===== Exercise data

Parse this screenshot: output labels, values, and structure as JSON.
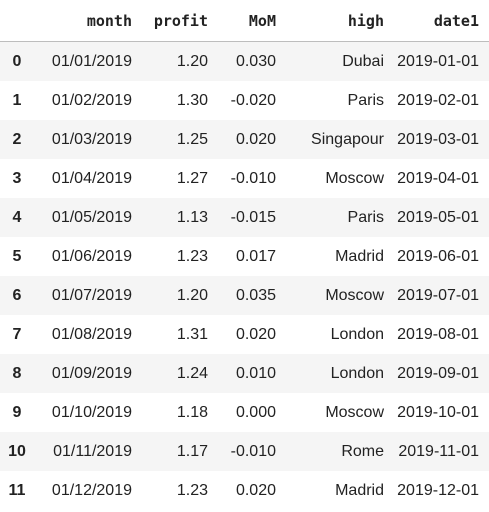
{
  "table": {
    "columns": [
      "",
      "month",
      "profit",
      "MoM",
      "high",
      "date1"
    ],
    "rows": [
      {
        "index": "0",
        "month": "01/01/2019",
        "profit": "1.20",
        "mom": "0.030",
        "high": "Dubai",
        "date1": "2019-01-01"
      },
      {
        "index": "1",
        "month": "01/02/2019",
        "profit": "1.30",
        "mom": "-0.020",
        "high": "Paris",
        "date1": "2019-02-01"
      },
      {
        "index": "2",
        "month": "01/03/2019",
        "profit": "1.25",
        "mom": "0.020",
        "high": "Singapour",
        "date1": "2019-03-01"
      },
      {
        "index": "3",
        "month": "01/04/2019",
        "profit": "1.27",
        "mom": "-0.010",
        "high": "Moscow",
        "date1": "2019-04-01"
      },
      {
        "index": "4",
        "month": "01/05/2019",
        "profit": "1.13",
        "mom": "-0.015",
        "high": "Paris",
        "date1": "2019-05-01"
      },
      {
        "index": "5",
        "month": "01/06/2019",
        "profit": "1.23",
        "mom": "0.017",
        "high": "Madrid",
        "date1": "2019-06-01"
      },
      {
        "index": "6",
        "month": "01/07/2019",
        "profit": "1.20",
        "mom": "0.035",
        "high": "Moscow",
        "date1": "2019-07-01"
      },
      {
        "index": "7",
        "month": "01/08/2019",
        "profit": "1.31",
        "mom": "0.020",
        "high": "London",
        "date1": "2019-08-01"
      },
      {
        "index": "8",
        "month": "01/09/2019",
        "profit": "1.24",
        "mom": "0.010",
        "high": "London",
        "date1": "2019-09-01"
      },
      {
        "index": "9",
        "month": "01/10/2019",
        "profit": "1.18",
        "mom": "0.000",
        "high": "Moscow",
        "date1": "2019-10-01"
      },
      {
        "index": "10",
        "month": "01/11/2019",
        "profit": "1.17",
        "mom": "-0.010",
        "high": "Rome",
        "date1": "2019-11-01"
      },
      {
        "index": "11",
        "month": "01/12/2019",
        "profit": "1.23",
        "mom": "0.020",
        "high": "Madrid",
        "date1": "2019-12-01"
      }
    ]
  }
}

==========
===== Exercise data

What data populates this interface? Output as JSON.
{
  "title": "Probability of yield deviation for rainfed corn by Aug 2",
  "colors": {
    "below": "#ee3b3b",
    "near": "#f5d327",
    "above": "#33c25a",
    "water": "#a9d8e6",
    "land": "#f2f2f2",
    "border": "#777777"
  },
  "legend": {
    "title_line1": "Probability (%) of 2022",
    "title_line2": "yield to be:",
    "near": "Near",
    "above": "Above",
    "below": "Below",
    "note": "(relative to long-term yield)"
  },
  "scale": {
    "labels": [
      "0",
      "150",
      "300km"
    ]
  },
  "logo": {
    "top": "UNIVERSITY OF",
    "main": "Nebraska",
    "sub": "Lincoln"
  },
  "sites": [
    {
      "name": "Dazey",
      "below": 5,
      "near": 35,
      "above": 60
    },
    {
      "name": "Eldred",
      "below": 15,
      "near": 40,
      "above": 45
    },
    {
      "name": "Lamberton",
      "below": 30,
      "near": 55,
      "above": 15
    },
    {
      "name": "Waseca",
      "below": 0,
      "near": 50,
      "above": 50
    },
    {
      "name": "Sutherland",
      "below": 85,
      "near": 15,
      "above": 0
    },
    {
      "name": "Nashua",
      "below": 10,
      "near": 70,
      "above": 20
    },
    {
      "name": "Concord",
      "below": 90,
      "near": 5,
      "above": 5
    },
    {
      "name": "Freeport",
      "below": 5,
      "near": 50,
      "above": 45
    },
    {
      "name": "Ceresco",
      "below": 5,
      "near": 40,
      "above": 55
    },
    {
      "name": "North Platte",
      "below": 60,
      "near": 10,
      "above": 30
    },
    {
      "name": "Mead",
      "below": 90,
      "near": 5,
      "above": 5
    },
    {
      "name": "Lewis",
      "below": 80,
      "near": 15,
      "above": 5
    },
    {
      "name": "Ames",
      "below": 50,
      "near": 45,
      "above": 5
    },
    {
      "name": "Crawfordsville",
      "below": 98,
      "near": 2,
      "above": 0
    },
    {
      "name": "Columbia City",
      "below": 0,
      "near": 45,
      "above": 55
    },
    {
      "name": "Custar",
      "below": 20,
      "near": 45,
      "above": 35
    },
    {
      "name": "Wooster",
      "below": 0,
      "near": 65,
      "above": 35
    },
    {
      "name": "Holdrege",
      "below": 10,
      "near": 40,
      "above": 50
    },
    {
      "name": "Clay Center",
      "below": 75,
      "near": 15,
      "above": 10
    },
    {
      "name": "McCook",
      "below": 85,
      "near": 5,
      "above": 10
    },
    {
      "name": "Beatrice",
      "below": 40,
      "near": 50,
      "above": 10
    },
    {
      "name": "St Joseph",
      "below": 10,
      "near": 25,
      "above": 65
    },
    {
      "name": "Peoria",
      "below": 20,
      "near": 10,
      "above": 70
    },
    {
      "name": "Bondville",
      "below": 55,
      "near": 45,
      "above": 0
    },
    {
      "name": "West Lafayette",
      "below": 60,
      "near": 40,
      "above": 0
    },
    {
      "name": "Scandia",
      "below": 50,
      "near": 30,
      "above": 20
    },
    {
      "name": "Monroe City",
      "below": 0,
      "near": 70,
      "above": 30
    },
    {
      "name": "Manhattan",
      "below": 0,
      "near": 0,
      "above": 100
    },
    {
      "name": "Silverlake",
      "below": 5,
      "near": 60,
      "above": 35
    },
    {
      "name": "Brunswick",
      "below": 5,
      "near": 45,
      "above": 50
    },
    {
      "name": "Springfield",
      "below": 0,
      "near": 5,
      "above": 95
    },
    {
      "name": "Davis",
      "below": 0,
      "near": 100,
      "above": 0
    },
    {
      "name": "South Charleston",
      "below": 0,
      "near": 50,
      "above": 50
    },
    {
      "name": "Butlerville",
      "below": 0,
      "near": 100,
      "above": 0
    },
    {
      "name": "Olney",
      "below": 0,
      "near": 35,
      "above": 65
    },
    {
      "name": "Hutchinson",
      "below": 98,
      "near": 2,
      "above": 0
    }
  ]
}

==========

> [What you will do]: Extract each line holding the word "index" from the records.

> [Output for this task]:
        "index": "0",
        "index": "1",
        "index": "2",
        "index": "3",
        "index": "4",
        "index": "5",
        "index": "6",
        "index": "7",
        "index": "8",
        "index": "9",
        "index": "10",
        "index": "11",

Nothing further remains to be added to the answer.